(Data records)
------------

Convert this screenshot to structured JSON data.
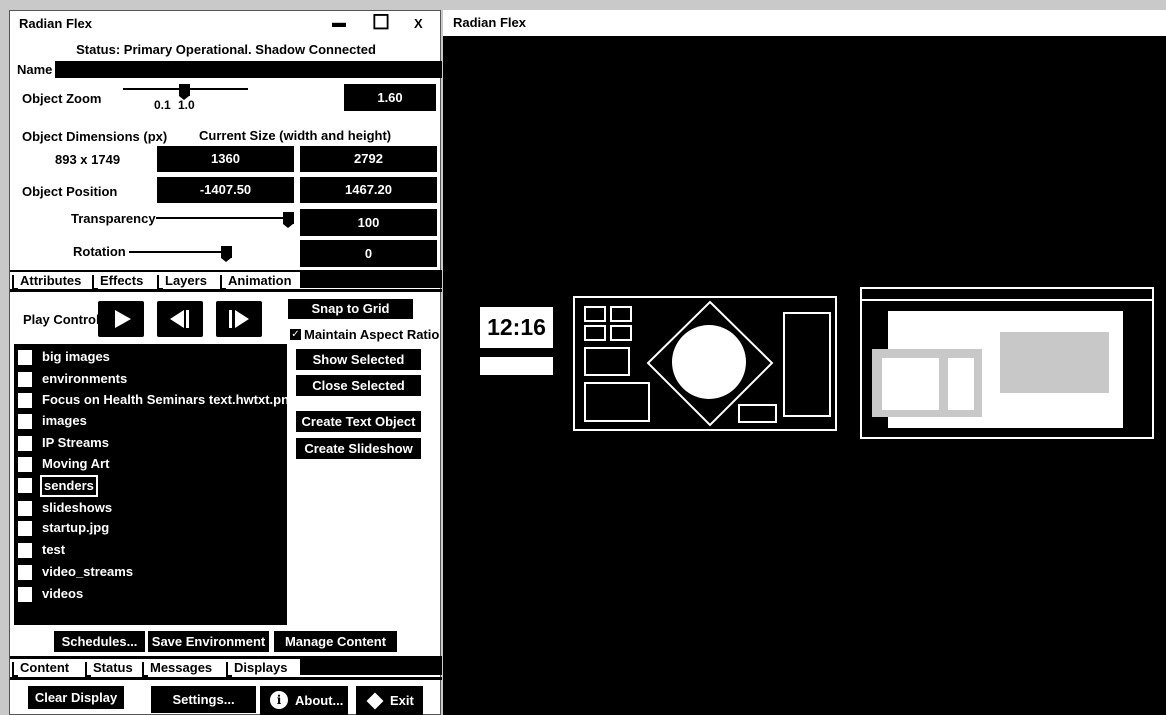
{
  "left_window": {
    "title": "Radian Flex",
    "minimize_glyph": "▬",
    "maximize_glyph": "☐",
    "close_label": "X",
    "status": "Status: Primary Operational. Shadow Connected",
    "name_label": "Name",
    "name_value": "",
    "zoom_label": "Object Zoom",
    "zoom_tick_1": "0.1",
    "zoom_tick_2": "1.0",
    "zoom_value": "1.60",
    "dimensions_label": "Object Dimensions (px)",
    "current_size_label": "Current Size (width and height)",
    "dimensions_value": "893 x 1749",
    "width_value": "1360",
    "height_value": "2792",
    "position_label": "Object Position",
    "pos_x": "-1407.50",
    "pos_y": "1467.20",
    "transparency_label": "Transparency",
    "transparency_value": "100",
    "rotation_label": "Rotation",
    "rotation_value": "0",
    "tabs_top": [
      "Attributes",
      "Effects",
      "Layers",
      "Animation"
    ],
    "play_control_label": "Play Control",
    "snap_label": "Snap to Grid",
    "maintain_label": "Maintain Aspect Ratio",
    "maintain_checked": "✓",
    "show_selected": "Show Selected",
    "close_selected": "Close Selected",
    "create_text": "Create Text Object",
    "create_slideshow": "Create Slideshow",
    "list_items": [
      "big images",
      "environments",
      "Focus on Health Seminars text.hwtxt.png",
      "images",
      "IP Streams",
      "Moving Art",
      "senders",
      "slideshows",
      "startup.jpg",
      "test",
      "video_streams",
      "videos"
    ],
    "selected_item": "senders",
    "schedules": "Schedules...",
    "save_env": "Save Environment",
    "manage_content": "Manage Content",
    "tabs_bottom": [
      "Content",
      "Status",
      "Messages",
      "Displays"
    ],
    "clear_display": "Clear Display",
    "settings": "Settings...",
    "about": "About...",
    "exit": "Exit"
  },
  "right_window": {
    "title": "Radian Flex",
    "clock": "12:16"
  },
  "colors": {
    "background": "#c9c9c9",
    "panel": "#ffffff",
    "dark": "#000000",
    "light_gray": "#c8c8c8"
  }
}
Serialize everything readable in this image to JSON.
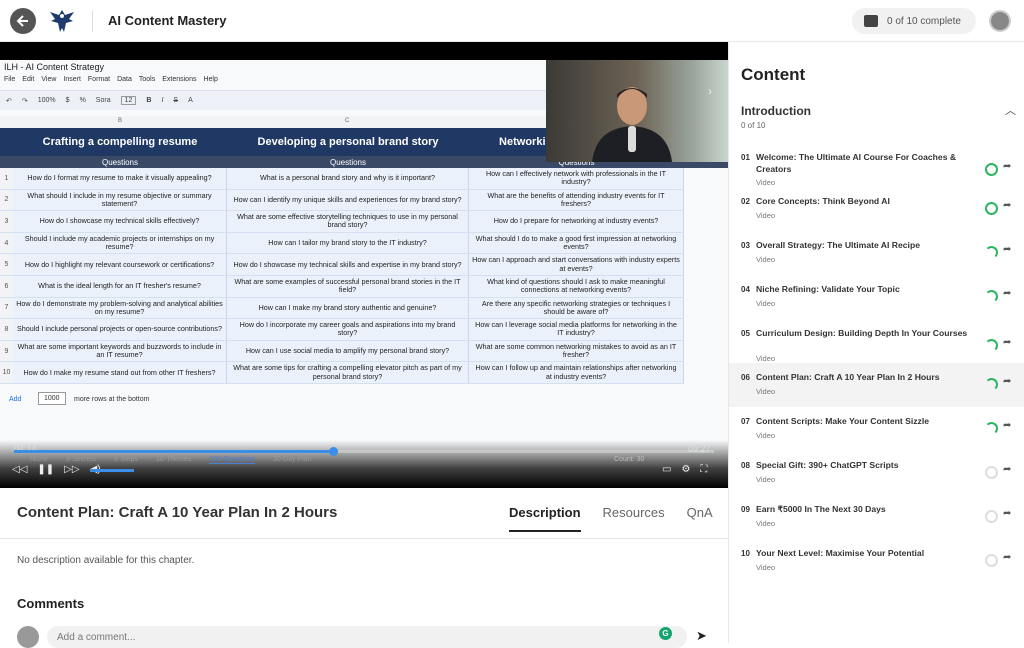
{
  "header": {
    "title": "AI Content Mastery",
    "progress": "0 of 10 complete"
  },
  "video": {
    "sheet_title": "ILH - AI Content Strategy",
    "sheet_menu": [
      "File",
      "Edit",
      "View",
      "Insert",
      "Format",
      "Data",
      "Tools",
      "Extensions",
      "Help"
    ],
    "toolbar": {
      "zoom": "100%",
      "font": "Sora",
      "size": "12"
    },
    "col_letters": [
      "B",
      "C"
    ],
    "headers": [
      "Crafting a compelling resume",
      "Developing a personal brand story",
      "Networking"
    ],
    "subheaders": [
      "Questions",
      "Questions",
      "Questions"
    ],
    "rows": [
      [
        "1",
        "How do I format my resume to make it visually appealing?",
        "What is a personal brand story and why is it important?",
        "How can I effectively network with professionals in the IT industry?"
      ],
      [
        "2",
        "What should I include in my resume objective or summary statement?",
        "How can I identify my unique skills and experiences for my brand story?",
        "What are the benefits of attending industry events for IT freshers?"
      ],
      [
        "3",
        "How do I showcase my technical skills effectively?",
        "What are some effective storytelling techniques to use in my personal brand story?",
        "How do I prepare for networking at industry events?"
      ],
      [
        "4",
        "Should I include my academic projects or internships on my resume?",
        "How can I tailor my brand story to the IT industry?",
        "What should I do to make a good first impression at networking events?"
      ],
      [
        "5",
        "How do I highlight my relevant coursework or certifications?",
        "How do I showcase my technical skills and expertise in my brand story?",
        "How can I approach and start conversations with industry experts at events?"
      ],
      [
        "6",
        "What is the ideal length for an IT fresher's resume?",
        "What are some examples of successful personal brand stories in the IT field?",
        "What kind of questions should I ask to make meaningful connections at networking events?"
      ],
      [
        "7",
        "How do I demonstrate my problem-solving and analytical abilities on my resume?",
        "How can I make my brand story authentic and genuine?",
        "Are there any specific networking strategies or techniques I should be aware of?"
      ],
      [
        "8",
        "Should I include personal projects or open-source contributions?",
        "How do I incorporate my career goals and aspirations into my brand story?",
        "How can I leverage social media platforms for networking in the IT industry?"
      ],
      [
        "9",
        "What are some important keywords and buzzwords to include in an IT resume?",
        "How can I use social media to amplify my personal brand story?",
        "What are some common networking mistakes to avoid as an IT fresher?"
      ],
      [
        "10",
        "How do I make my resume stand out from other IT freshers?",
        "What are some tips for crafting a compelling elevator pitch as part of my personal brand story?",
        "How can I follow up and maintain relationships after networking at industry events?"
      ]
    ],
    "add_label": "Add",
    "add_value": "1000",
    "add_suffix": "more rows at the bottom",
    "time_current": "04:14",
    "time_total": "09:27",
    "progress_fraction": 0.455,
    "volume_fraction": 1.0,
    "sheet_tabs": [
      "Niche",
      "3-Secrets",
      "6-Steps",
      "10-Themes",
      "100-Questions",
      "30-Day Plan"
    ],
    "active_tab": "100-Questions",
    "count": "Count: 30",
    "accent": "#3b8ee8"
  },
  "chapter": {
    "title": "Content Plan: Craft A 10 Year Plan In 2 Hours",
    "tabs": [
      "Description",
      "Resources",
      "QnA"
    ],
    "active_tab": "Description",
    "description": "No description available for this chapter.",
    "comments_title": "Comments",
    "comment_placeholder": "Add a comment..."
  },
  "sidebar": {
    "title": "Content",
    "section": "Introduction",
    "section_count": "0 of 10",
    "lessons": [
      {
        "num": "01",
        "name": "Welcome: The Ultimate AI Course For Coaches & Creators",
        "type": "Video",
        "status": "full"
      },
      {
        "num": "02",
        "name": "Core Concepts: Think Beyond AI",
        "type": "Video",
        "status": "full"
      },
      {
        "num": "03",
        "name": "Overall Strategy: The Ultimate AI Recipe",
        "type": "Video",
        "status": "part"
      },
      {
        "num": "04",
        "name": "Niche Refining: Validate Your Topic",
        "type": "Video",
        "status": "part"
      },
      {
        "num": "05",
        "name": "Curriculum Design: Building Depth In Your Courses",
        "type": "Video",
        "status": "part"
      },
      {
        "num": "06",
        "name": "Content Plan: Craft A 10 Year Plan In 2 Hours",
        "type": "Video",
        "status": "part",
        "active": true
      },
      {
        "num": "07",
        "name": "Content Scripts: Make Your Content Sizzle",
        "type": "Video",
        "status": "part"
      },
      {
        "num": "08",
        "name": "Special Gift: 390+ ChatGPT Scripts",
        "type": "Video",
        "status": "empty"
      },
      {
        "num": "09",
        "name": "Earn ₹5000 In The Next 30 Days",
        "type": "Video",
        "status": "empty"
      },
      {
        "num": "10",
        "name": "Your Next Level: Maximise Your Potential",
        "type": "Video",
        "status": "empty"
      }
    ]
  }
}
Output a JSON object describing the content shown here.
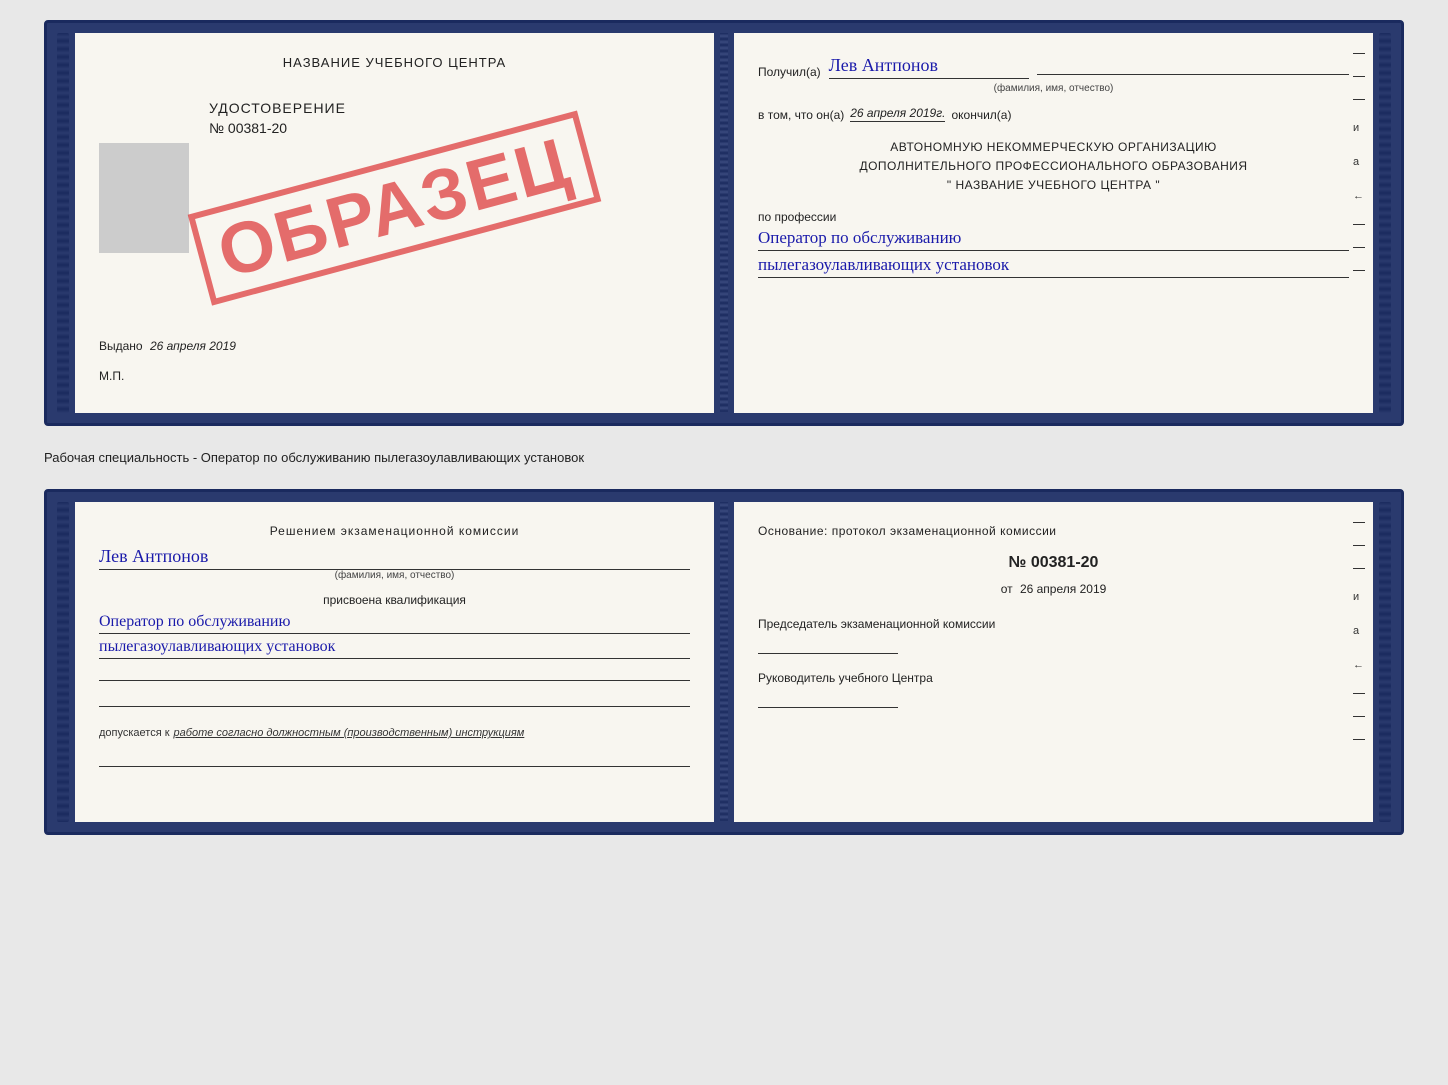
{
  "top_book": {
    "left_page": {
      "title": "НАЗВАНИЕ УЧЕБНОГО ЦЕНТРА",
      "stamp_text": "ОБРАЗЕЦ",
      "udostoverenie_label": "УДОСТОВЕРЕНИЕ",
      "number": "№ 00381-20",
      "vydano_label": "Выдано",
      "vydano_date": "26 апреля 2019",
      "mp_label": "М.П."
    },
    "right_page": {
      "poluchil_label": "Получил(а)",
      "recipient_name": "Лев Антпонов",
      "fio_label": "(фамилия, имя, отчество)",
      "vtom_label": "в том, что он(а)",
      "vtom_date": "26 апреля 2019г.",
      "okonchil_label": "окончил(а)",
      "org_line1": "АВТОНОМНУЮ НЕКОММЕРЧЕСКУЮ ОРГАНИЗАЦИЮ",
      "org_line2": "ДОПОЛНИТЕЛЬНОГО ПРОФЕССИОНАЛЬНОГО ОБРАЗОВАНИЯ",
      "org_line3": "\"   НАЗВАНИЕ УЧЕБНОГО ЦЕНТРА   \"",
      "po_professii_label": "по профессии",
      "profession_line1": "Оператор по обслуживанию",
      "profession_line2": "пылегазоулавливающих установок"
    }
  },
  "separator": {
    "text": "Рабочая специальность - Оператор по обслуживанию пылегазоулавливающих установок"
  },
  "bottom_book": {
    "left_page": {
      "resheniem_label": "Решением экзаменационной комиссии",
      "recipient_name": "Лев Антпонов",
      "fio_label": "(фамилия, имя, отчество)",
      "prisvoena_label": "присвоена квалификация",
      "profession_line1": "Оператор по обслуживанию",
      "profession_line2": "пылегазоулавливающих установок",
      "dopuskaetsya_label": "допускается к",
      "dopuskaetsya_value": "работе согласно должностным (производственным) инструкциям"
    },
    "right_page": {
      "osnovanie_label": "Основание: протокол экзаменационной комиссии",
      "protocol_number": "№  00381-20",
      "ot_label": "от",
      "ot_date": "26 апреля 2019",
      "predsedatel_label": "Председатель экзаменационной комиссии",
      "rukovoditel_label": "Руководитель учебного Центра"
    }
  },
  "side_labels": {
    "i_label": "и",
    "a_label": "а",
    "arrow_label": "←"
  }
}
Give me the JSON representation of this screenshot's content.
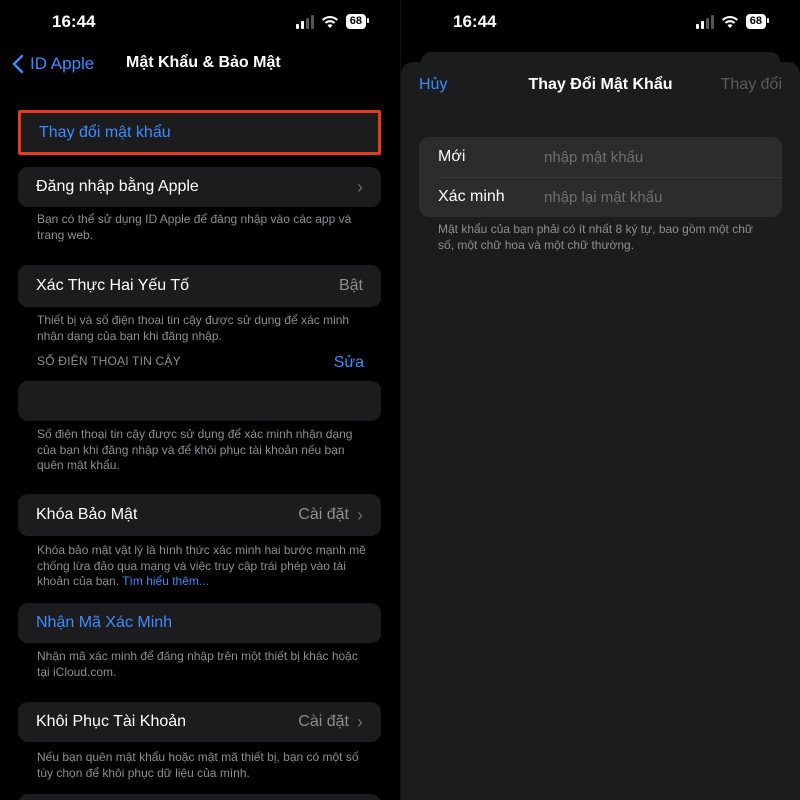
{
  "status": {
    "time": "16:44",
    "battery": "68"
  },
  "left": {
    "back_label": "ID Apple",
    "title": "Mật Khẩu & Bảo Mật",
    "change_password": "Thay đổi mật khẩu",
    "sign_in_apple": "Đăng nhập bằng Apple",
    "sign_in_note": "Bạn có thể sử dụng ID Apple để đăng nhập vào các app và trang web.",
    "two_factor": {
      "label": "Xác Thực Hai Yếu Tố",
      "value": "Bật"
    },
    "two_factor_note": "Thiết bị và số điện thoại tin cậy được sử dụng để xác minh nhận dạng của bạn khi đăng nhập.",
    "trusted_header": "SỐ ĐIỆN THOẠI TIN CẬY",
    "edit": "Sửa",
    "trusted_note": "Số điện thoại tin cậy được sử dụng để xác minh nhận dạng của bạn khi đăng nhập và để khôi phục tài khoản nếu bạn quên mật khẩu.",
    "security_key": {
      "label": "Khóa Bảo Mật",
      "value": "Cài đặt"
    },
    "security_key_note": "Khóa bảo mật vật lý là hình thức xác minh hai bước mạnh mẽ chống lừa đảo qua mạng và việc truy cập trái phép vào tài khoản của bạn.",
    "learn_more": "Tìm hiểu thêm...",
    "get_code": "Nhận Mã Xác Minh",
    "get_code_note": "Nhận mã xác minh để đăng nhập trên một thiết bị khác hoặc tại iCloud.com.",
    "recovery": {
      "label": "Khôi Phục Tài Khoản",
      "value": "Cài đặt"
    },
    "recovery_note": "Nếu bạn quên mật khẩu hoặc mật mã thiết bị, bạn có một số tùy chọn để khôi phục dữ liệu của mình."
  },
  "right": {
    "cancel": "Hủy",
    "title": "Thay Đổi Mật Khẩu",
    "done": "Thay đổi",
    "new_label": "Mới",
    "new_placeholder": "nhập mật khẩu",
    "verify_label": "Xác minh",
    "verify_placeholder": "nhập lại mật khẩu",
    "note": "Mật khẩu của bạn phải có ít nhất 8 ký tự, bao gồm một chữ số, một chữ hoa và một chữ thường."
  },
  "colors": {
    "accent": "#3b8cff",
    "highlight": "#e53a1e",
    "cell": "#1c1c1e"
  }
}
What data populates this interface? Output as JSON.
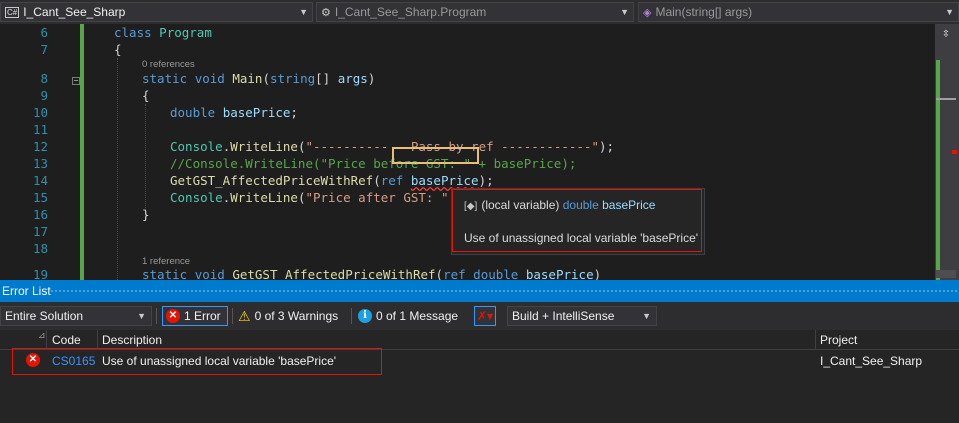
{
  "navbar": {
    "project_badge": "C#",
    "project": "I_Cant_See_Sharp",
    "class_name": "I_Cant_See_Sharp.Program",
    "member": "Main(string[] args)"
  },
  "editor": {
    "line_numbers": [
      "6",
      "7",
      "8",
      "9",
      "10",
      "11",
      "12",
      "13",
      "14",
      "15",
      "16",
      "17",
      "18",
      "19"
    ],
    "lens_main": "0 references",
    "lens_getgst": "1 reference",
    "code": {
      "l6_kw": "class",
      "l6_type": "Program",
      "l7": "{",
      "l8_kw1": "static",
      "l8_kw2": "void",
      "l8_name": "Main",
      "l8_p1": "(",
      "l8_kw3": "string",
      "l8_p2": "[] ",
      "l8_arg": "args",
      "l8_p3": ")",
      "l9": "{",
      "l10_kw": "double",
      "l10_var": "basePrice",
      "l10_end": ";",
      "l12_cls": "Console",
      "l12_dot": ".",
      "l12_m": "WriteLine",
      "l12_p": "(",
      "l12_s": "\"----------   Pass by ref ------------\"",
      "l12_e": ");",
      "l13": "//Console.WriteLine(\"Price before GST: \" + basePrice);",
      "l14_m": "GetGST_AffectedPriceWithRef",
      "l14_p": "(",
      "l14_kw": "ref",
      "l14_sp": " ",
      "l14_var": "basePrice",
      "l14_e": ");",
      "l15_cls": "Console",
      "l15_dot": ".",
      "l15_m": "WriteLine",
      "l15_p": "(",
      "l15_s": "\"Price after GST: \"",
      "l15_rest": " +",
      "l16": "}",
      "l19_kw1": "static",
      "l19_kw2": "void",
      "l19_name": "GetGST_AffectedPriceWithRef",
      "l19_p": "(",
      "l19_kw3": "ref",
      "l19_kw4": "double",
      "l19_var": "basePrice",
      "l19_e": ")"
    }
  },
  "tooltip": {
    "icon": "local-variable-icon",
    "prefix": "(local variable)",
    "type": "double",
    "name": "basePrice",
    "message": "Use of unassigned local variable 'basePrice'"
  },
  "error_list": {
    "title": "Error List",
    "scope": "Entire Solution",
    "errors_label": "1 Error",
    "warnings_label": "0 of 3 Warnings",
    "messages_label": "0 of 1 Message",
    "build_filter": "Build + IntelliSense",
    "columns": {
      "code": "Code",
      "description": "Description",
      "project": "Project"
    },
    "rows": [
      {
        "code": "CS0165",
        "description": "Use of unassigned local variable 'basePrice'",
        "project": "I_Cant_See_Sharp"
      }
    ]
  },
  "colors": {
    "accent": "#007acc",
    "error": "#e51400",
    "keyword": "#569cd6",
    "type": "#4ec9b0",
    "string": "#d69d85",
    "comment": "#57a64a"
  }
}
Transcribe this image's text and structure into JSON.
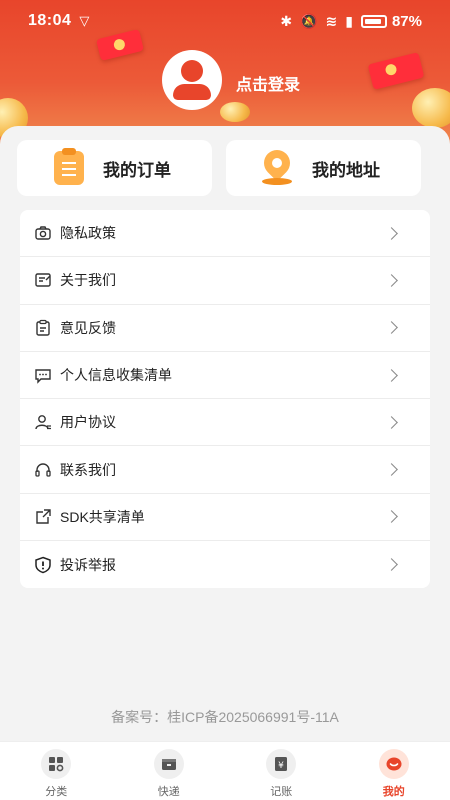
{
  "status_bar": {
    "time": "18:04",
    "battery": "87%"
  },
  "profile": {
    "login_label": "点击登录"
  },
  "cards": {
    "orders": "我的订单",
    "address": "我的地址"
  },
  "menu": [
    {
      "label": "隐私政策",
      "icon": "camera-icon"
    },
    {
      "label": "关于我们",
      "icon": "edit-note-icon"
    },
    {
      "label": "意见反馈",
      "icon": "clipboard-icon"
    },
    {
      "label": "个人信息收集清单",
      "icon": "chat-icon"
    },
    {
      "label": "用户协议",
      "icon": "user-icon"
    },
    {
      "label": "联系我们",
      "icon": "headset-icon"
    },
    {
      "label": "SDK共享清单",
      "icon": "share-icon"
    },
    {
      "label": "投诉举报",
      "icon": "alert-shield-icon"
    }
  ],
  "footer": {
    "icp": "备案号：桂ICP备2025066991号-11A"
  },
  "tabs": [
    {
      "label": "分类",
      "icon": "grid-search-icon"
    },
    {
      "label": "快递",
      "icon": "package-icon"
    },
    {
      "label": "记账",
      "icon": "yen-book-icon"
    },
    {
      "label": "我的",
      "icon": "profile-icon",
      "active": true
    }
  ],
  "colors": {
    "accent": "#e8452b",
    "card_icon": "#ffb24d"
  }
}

------------

WRITTEN EXERCISE: Gather each line holding the string "Your".

WRITTEN ANSWER:
        "name": "Niche Refining: Validate Your Topic",
        "name": "Curriculum Design: Building Depth In Your Courses",
        "name": "Content Scripts: Make Your Content Sizzle",
        "name": "Your Next Level: Maximise Your Potential",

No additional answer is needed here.